### Given records

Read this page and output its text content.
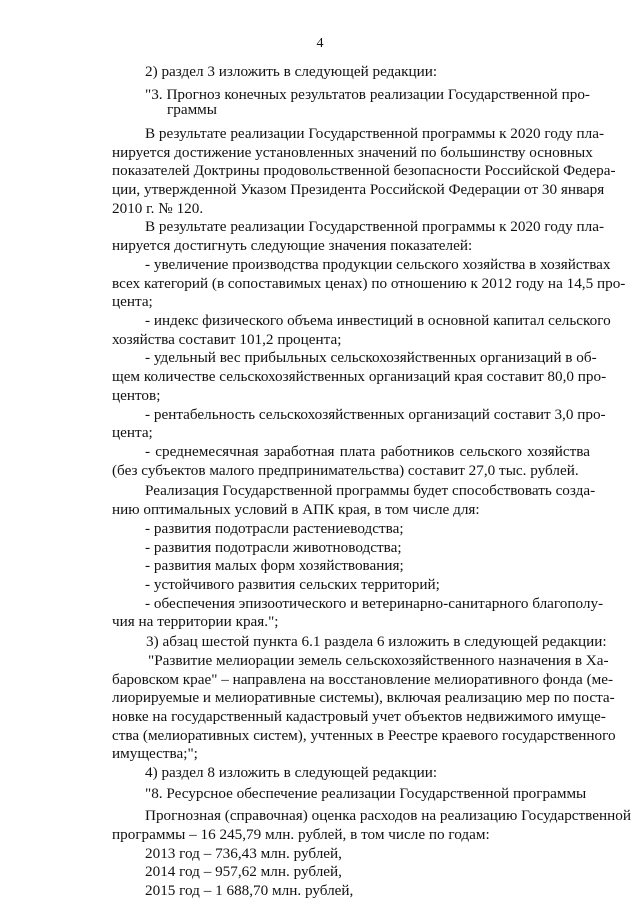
4
2) раздел 3 изложить в следующей редакции:
"3. Прогноз конечных результатов реализации Государственной про-
граммы
В результате реализации Государственной программы к 2020 году пла-
нируется достижение установленных значений по большинству основных
показателей Доктрины продовольственной безопасности Российской Федера-
ции, утвержденной Указом Президента Российской Федерации от 30 января
2010 г. № 120.
В результате реализации Государственной программы к 2020 году пла-
нируется достигнуть следующие значения показателей:
- увеличение производства продукции сельского хозяйства в хозяйствах
всех категорий (в сопоставимых ценах) по отношению к 2012 году на 14,5 про-
цента;
- индекс физического объема инвестиций в основной капитал сельского
хозяйства составит 101,2 процента;
- удельный вес прибыльных сельскохозяйственных организаций в об-
щем количестве сельскохозяйственных организаций края составит 80,0 про-
центов;
- рентабельность сельскохозяйственных организаций составит 3,0 про-
цента;
- среднемесячная заработная плата работников сельского хозяйства
(без субъектов малого предпринимательства) составит 27,0 тыс. рублей.
Реализация Государственной программы будет способствовать созда-
нию оптимальных условий в АПК края, в том числе для:
- развития подотрасли растениеводства;
- развития подотрасли животноводства;
- развития малых форм хозяйствования;
- устойчивого развития сельских территорий;
- обеспечения эпизоотического и ветеринарно-санитарного благополу-
чия на территории края.";
3) абзац шестой пункта 6.1 раздела 6 изложить в следующей редакции:
"Развитие мелиорации земель сельскохозяйственного назначения в Ха-
баровском крае" – направлена на восстановление мелиоративного фонда (ме-
лиорируемые и мелиоративные системы), включая реализацию мер по поста-
новке на государственный кадастровый учет объектов недвижимого имуще-
ства (мелиоративных систем), учтенных в Реестре краевого государственного
имущества;";
4) раздел 8 изложить в следующей редакции:
"8. Ресурсное обеспечение реализации Государственной программы
Прогнозная (справочная) оценка расходов на реализацию Государственной
программы – 16 245,79 млн. рублей, в том числе по годам:
2013 год – 736,43 млн. рублей,
2014 год – 957,62 млн. рублей,
2015 год – 1 688,70 млн. рублей,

######

Instructions for the task :: Transcribe all of the records above character for character. Exclude the pictures.

Solution ::
Read this page and output its text content.
4
2) раздел 3 изложить в следующей редакции:
"3. Прогноз конечных результатов реализации Государственной про-
граммы
В результате реализации Государственной программы к 2020 году пла-
нируется достижение установленных значений по большинству основных
показателей Доктрины продовольственной безопасности Российской Федера-
ции, утвержденной Указом Президента Российской Федерации от 30 января
2010 г. № 120.
В результате реализации Государственной программы к 2020 году пла-
нируется достигнуть следующие значения показателей:
- увеличение производства продукции сельского хозяйства в хозяйствах
всех категорий (в сопоставимых ценах) по отношению к 2012 году на 14,5 про-
цента;
- индекс физического объема инвестиций в основной капитал сельского
хозяйства составит 101,2 процента;
- удельный вес прибыльных сельскохозяйственных организаций в об-
щем количестве сельскохозяйственных организаций края составит 80,0 про-
центов;
- рентабельность сельскохозяйственных организаций составит 3,0 про-
цента;
- среднемесячная заработная плата работников сельского хозяйства
(без субъектов малого предпринимательства) составит 27,0 тыс. рублей.
Реализация Государственной программы будет способствовать созда-
нию оптимальных условий в АПК края, в том числе для:
- развития подотрасли растениеводства;
- развития подотрасли животноводства;
- развития малых форм хозяйствования;
- устойчивого развития сельских территорий;
- обеспечения эпизоотического и ветеринарно-санитарного благополу-
чия на территории края.";
3) абзац шестой пункта 6.1 раздела 6 изложить в следующей редакции:
"Развитие мелиорации земель сельскохозяйственного назначения в Ха-
баровском крае" – направлена на восстановление мелиоративного фонда (ме-
лиорируемые и мелиоративные системы), включая реализацию мер по поста-
новке на государственный кадастровый учет объектов недвижимого имуще-
ства (мелиоративных систем), учтенных в Реестре краевого государственного
имущества;";
4) раздел 8 изложить в следующей редакции:
"8. Ресурсное обеспечение реализации Государственной программы
Прогнозная (справочная) оценка расходов на реализацию Государственной
программы – 16 245,79 млн. рублей, в том числе по годам:
2013 год – 736,43 млн. рублей,
2014 год – 957,62 млн. рублей,
2015 год – 1 688,70 млн. рублей,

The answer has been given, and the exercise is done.